Entries from a dataset:
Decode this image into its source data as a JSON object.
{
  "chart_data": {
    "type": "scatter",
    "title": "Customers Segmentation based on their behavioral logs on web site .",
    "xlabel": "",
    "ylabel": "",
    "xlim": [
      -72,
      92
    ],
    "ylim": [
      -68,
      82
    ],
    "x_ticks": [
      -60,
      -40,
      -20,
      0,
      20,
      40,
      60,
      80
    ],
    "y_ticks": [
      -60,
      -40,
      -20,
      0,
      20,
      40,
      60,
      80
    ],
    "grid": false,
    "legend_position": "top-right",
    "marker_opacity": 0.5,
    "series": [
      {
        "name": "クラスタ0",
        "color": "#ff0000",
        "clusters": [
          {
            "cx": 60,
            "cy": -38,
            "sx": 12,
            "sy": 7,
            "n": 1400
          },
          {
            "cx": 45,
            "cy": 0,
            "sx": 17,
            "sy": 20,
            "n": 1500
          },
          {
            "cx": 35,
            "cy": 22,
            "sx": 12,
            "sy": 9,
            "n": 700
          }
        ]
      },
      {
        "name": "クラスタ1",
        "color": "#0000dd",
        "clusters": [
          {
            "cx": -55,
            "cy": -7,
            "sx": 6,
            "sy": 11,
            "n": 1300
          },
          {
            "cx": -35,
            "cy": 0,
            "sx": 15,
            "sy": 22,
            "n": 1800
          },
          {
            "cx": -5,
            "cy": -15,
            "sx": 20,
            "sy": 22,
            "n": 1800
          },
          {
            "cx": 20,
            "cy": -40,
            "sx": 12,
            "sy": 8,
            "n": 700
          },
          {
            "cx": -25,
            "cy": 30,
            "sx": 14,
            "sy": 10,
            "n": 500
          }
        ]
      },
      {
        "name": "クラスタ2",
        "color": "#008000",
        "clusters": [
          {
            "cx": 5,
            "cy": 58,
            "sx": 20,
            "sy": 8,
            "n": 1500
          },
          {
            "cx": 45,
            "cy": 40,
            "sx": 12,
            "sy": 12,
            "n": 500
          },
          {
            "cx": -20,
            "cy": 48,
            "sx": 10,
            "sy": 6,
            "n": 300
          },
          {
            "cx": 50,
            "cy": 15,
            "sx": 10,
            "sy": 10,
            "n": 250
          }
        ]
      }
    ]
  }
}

> _Exercise description_
Reproduce the records in full, exactly as written.

> _Solution below_
Decode this image into its source data as a JSON object.
{
  "chart_data": {
    "type": "scatter",
    "title": "Customers Segmentation based on their behavioral logs on web site .",
    "xlabel": "",
    "ylabel": "",
    "xlim": [
      -72,
      92
    ],
    "ylim": [
      -68,
      82
    ],
    "x_ticks": [
      -60,
      -40,
      -20,
      0,
      20,
      40,
      60,
      80
    ],
    "y_ticks": [
      -60,
      -40,
      -20,
      0,
      20,
      40,
      60,
      80
    ],
    "grid": false,
    "legend_position": "top-right",
    "marker_opacity": 0.5,
    "series": [
      {
        "name": "クラスタ0",
        "color": "#ff0000",
        "clusters": [
          {
            "cx": 60,
            "cy": -38,
            "sx": 12,
            "sy": 7,
            "n": 1400
          },
          {
            "cx": 45,
            "cy": 0,
            "sx": 17,
            "sy": 20,
            "n": 1500
          },
          {
            "cx": 35,
            "cy": 22,
            "sx": 12,
            "sy": 9,
            "n": 700
          }
        ]
      },
      {
        "name": "クラスタ1",
        "color": "#0000dd",
        "clusters": [
          {
            "cx": -55,
            "cy": -7,
            "sx": 6,
            "sy": 11,
            "n": 1300
          },
          {
            "cx": -35,
            "cy": 0,
            "sx": 15,
            "sy": 22,
            "n": 1800
          },
          {
            "cx": -5,
            "cy": -15,
            "sx": 20,
            "sy": 22,
            "n": 1800
          },
          {
            "cx": 20,
            "cy": -40,
            "sx": 12,
            "sy": 8,
            "n": 700
          },
          {
            "cx": -25,
            "cy": 30,
            "sx": 14,
            "sy": 10,
            "n": 500
          }
        ]
      },
      {
        "name": "クラスタ2",
        "color": "#008000",
        "clusters": [
          {
            "cx": 5,
            "cy": 58,
            "sx": 20,
            "sy": 8,
            "n": 1500
          },
          {
            "cx": 45,
            "cy": 40,
            "sx": 12,
            "sy": 12,
            "n": 500
          },
          {
            "cx": -20,
            "cy": 48,
            "sx": 10,
            "sy": 6,
            "n": 300
          },
          {
            "cx": 50,
            "cy": 15,
            "sx": 10,
            "sy": 10,
            "n": 250
          }
        ]
      }
    ]
  }
}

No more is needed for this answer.